Without the pictures, give the entries below again exactly as written.

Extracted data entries
○ ○ ○

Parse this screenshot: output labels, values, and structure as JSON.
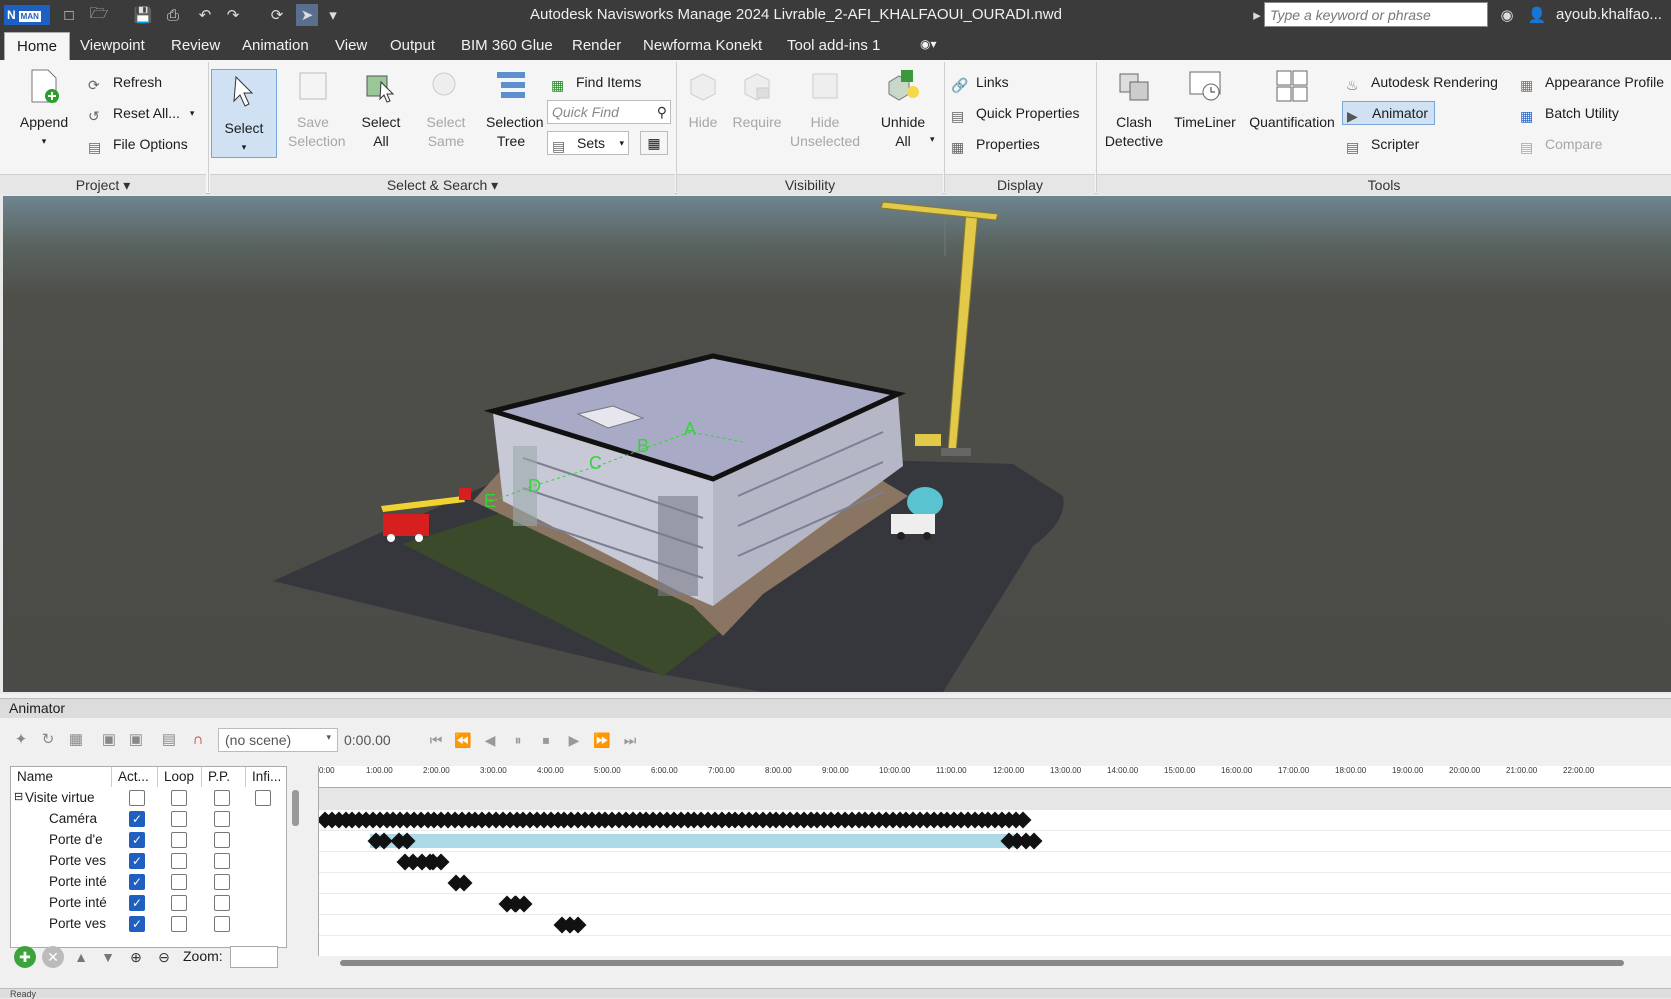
{
  "app": {
    "title": "Autodesk Navisworks Manage 2024   Livrable_2-AFI_KHALFAOUI_OURADI.nwd",
    "logo": "N",
    "logo_badge": "MAN",
    "search_placeholder": "Type a keyword or phrase",
    "user": "ayoub.khalfao..."
  },
  "menu": [
    "Home",
    "Viewpoint",
    "Review",
    "Animation",
    "View",
    "Output",
    "BIM 360 Glue",
    "Render",
    "Newforma Konekt",
    "Tool add-ins 1"
  ],
  "ribbon": {
    "project": {
      "label": "Project",
      "append": "Append",
      "refresh": "Refresh",
      "reset_all": "Reset All...",
      "file_options": "File Options"
    },
    "select_search": {
      "label": "Select & Search",
      "select": "Select",
      "save_selection": "Save Selection",
      "select_all": "Select All",
      "select_same": "Select Same",
      "selection_tree": "Selection Tree",
      "find_items": "Find Items",
      "quick_find_placeholder": "Quick Find",
      "sets": "Sets"
    },
    "visibility": {
      "label": "Visibility",
      "hide": "Hide",
      "require": "Require",
      "hide_unselected": "Hide Unselected",
      "unhide_all": "Unhide All"
    },
    "display": {
      "label": "Display",
      "links": "Links",
      "quick_properties": "Quick Properties",
      "properties": "Properties"
    },
    "tools": {
      "label": "Tools",
      "clash_detective": "Clash Detective",
      "timeliner": "TimeLiner",
      "quantification": "Quantification",
      "autodesk_rendering": "Autodesk Rendering",
      "animator": "Animator",
      "scripter": "Scripter",
      "appearance_profiler": "Appearance Profile",
      "batch_utility": "Batch Utility",
      "compare": "Compare"
    }
  },
  "viewport": {
    "labels": [
      "A",
      "B",
      "C",
      "D",
      "E"
    ]
  },
  "animator": {
    "title": "Animator",
    "scene": "(no scene)",
    "time": "0:00.00",
    "columns": [
      "Name",
      "Act...",
      "Loop",
      "P.P.",
      "Infi..."
    ],
    "rows": [
      {
        "name": "Visite virtue",
        "active": false,
        "loop": false,
        "pp": false,
        "infinite": false,
        "root": true
      },
      {
        "name": "Caméra",
        "active": true,
        "loop": false,
        "pp": false
      },
      {
        "name": "Porte d'e",
        "active": true,
        "loop": false,
        "pp": false
      },
      {
        "name": "Porte ves",
        "active": true,
        "loop": false,
        "pp": false
      },
      {
        "name": "Porte inté",
        "active": true,
        "loop": false,
        "pp": false
      },
      {
        "name": "Porte inté",
        "active": true,
        "loop": false,
        "pp": false
      },
      {
        "name": "Porte ves",
        "active": true,
        "loop": false,
        "pp": false
      }
    ],
    "ticks": [
      "0:00",
      "1:00.00",
      "2:00.00",
      "3:00.00",
      "4:00.00",
      "5:00.00",
      "6:00.00",
      "7:00.00",
      "8:00.00",
      "9:00.00",
      "10:00.00",
      "11:00.00",
      "12:00.00",
      "13:00.00",
      "14:00.00",
      "15:00.00",
      "16:00.00",
      "17:00.00",
      "18:00.00",
      "19:00.00",
      "20:00.00",
      "21:00.00",
      "22:00.00"
    ],
    "tracks": [
      {
        "row": 1,
        "type": "dense",
        "start": 0.0,
        "end": 12.35
      },
      {
        "row": 2,
        "type": "bar",
        "start": 0.9,
        "end": 12.3,
        "keys": [
          0.9,
          1.3,
          12.0,
          12.3
        ]
      },
      {
        "row": 3,
        "type": "keys",
        "keys": [
          1.4,
          1.7,
          1.9
        ]
      },
      {
        "row": 4,
        "type": "keys",
        "keys": [
          2.3
        ]
      },
      {
        "row": 5,
        "type": "keys",
        "keys": [
          3.2,
          3.35
        ]
      },
      {
        "row": 6,
        "type": "keys",
        "keys": [
          4.15,
          4.3
        ]
      }
    ],
    "zoom_label": "Zoom:",
    "colors": {
      "bar": "#acd9e6",
      "keyframe": "#111111",
      "active": "#1f5fbf"
    }
  },
  "status": "Ready"
}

○ ○ ○

Complete answer:
Parse this screenshot: output labels, values, and structure as JSON.
{
  "app": {
    "title": "Autodesk Navisworks Manage 2024   Livrable_2-AFI_KHALFAOUI_OURADI.nwd",
    "logo": "N",
    "logo_badge": "MAN",
    "search_placeholder": "Type a keyword or phrase",
    "user": "ayoub.khalfao..."
  },
  "menu": [
    "Home",
    "Viewpoint",
    "Review",
    "Animation",
    "View",
    "Output",
    "BIM 360 Glue",
    "Render",
    "Newforma Konekt",
    "Tool add-ins 1"
  ],
  "ribbon": {
    "project": {
      "label": "Project",
      "append": "Append",
      "refresh": "Refresh",
      "reset_all": "Reset All...",
      "file_options": "File Options"
    },
    "select_search": {
      "label": "Select & Search",
      "select": "Select",
      "save_selection": "Save Selection",
      "select_all": "Select All",
      "select_same": "Select Same",
      "selection_tree": "Selection Tree",
      "find_items": "Find Items",
      "quick_find_placeholder": "Quick Find",
      "sets": "Sets"
    },
    "visibility": {
      "label": "Visibility",
      "hide": "Hide",
      "require": "Require",
      "hide_unselected": "Hide Unselected",
      "unhide_all": "Unhide All"
    },
    "display": {
      "label": "Display",
      "links": "Links",
      "quick_properties": "Quick Properties",
      "properties": "Properties"
    },
    "tools": {
      "label": "Tools",
      "clash_detective": "Clash Detective",
      "timeliner": "TimeLiner",
      "quantification": "Quantification",
      "autodesk_rendering": "Autodesk Rendering",
      "animator": "Animator",
      "scripter": "Scripter",
      "appearance_profiler": "Appearance Profile",
      "batch_utility": "Batch Utility",
      "compare": "Compare"
    }
  },
  "viewport": {
    "labels": [
      "A",
      "B",
      "C",
      "D",
      "E"
    ]
  },
  "animator": {
    "title": "Animator",
    "scene": "(no scene)",
    "time": "0:00.00",
    "columns": [
      "Name",
      "Act...",
      "Loop",
      "P.P.",
      "Infi..."
    ],
    "rows": [
      {
        "name": "Visite virtue",
        "active": false,
        "loop": false,
        "pp": false,
        "infinite": false,
        "root": true
      },
      {
        "name": "Caméra",
        "active": true,
        "loop": false,
        "pp": false
      },
      {
        "name": "Porte d'e",
        "active": true,
        "loop": false,
        "pp": false
      },
      {
        "name": "Porte ves",
        "active": true,
        "loop": false,
        "pp": false
      },
      {
        "name": "Porte inté",
        "active": true,
        "loop": false,
        "pp": false
      },
      {
        "name": "Porte inté",
        "active": true,
        "loop": false,
        "pp": false
      },
      {
        "name": "Porte ves",
        "active": true,
        "loop": false,
        "pp": false
      }
    ],
    "ticks": [
      "0:00",
      "1:00.00",
      "2:00.00",
      "3:00.00",
      "4:00.00",
      "5:00.00",
      "6:00.00",
      "7:00.00",
      "8:00.00",
      "9:00.00",
      "10:00.00",
      "11:00.00",
      "12:00.00",
      "13:00.00",
      "14:00.00",
      "15:00.00",
      "16:00.00",
      "17:00.00",
      "18:00.00",
      "19:00.00",
      "20:00.00",
      "21:00.00",
      "22:00.00"
    ],
    "tracks": [
      {
        "row": 1,
        "type": "dense",
        "start": 0.0,
        "end": 12.35
      },
      {
        "row": 2,
        "type": "bar",
        "start": 0.9,
        "end": 12.3,
        "keys": [
          0.9,
          1.3,
          12.0,
          12.3
        ]
      },
      {
        "row": 3,
        "type": "keys",
        "keys": [
          1.4,
          1.7,
          1.9
        ]
      },
      {
        "row": 4,
        "type": "keys",
        "keys": [
          2.3
        ]
      },
      {
        "row": 5,
        "type": "keys",
        "keys": [
          3.2,
          3.35
        ]
      },
      {
        "row": 6,
        "type": "keys",
        "keys": [
          4.15,
          4.3
        ]
      }
    ],
    "zoom_label": "Zoom:",
    "colors": {
      "bar": "#acd9e6",
      "keyframe": "#111111",
      "active": "#1f5fbf"
    }
  },
  "status": "Ready"
}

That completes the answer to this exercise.